DO THIS: Present every line of the rows below as a numbered list, leaving out any blank lines.

Collected data entries
------------------------------------------------------------
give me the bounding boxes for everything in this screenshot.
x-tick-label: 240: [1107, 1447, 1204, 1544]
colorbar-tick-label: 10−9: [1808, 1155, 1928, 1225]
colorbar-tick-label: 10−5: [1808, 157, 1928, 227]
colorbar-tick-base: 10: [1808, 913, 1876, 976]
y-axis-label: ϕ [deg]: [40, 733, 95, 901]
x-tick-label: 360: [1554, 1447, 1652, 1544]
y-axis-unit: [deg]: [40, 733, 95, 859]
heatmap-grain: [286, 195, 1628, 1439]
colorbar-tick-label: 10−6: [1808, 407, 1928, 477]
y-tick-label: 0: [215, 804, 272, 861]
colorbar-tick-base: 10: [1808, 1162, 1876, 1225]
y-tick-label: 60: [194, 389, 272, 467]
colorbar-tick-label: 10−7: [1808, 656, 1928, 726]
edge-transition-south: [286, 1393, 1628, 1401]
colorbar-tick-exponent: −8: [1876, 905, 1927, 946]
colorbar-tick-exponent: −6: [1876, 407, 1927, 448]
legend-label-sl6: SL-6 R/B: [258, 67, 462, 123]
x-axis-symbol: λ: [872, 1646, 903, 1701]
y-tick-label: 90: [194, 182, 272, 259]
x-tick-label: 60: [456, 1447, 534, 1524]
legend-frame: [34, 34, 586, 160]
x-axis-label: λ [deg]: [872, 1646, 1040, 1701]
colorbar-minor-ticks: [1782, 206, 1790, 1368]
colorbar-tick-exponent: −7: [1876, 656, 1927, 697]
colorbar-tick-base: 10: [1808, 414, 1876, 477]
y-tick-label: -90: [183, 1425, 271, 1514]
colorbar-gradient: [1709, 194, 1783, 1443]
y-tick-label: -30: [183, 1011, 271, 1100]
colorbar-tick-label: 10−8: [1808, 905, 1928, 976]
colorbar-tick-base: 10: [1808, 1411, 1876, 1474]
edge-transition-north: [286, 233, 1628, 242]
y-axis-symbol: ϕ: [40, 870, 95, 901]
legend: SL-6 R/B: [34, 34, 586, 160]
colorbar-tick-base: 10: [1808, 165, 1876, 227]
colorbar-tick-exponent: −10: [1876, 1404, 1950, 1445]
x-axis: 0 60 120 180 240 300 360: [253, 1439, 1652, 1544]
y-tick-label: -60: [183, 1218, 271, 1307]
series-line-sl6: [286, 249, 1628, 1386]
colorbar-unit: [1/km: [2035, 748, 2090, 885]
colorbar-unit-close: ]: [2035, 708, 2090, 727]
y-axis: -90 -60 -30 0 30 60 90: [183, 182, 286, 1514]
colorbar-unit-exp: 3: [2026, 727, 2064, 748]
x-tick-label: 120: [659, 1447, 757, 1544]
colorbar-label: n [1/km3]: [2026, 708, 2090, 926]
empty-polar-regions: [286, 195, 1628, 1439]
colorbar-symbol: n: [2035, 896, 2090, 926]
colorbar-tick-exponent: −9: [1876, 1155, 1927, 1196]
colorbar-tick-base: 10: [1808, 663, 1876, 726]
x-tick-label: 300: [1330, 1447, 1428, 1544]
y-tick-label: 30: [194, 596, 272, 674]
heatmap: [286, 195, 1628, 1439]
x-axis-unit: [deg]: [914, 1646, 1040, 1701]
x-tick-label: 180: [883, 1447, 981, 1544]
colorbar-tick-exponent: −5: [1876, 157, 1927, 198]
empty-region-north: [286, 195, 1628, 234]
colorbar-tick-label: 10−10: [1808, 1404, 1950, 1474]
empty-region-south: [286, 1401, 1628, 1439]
------------------------------------------------------------
ANSWER TO THE TASK:
1. give me the bounding boxes for everything in this screenshot.
2. x-tick-label: 240: [1107, 1447, 1204, 1544]
3. colorbar-tick-label: 10−9: [1808, 1155, 1928, 1225]
4. colorbar-tick-label: 10−5: [1808, 157, 1928, 227]
5. colorbar-tick-base: 10: [1808, 913, 1876, 976]
6. y-axis-label: ϕ [deg]: [40, 733, 95, 901]
7. x-tick-label: 360: [1554, 1447, 1652, 1544]
8. y-axis-unit: [deg]: [40, 733, 95, 859]
9. heatmap-grain: [286, 195, 1628, 1439]
10. colorbar-tick-label: 10−6: [1808, 407, 1928, 477]
11. y-tick-label: 0: [215, 804, 272, 861]
12. colorbar-tick-base: 10: [1808, 1162, 1876, 1225]
13. y-tick-label: 60: [194, 389, 272, 467]
14. colorbar-tick-label: 10−7: [1808, 656, 1928, 726]
15. edge-transition-south: [286, 1393, 1628, 1401]
16. colorbar-tick-exponent: −8: [1876, 905, 1927, 946]
17. colorbar-tick-exponent: −6: [1876, 407, 1927, 448]
18. legend-label-sl6: SL-6 R/B: [258, 67, 462, 123]
19. x-axis-symbol: λ: [872, 1646, 903, 1701]
20. y-tick-label: 90: [194, 182, 272, 259]
21. x-tick-label: 60: [456, 1447, 534, 1524]
22. legend-frame: [34, 34, 586, 160]
23. x-axis-label: λ [deg]: [872, 1646, 1040, 1701]
24. colorbar-minor-ticks: [1782, 206, 1790, 1368]
25. colorbar-tick-exponent: −7: [1876, 656, 1927, 697]
26. colorbar-tick-base: 10: [1808, 414, 1876, 477]
27. y-tick-label: -90: [183, 1425, 271, 1514]
28. colorbar-gradient: [1709, 194, 1783, 1443]
29. y-tick-label: -30: [183, 1011, 271, 1100]
30. colorbar-tick-label: 10−8: [1808, 905, 1928, 976]
31. colorbar-tick-base: 10: [1808, 1411, 1876, 1474]
32. edge-transition-north: [286, 233, 1628, 242]
33. y-axis-symbol: ϕ: [40, 870, 95, 901]
34. legend: SL-6 R/B: [34, 34, 586, 160]
35. colorbar-tick-base: 10: [1808, 165, 1876, 227]
36. colorbar-tick-exponent: −10: [1876, 1404, 1950, 1445]
37. x-axis: 0 60 120 180 240 300 360: [253, 1439, 1652, 1544]
38. y-tick-label: -60: [183, 1218, 271, 1307]
39. series-line-sl6: [286, 249, 1628, 1386]
40. colorbar-unit: [1/km: [2035, 748, 2090, 885]
41. colorbar-unit-close: ]: [2035, 708, 2090, 727]
42. y-axis: -90 -60 -30 0 30 60 90: [183, 182, 286, 1514]
43. colorbar-unit-exp: 3: [2026, 727, 2064, 748]
44. x-tick-label: 120: [659, 1447, 757, 1544]
45. colorbar-label: n [1/km3]: [2026, 708, 2090, 926]
46. empty-polar-regions: [286, 195, 1628, 1439]
47. colorbar-symbol: n: [2035, 896, 2090, 926]
48. colorbar-tick-exponent: −9: [1876, 1155, 1927, 1196]
49. colorbar-tick-base: 10: [1808, 663, 1876, 726]
50. x-tick-label: 300: [1330, 1447, 1428, 1544]
51. y-tick-label: 30: [194, 596, 272, 674]
52. heatmap: [286, 195, 1628, 1439]
53. x-axis-unit: [deg]: [914, 1646, 1040, 1701]
54. x-tick-label: 180: [883, 1447, 981, 1544]
55. colorbar-tick-exponent: −5: [1876, 157, 1927, 198]
56. empty-region-north: [286, 195, 1628, 234]
57. colorbar-tick-label: 10−10: [1808, 1404, 1950, 1474]
58. empty-region-south: [286, 1401, 1628, 1439]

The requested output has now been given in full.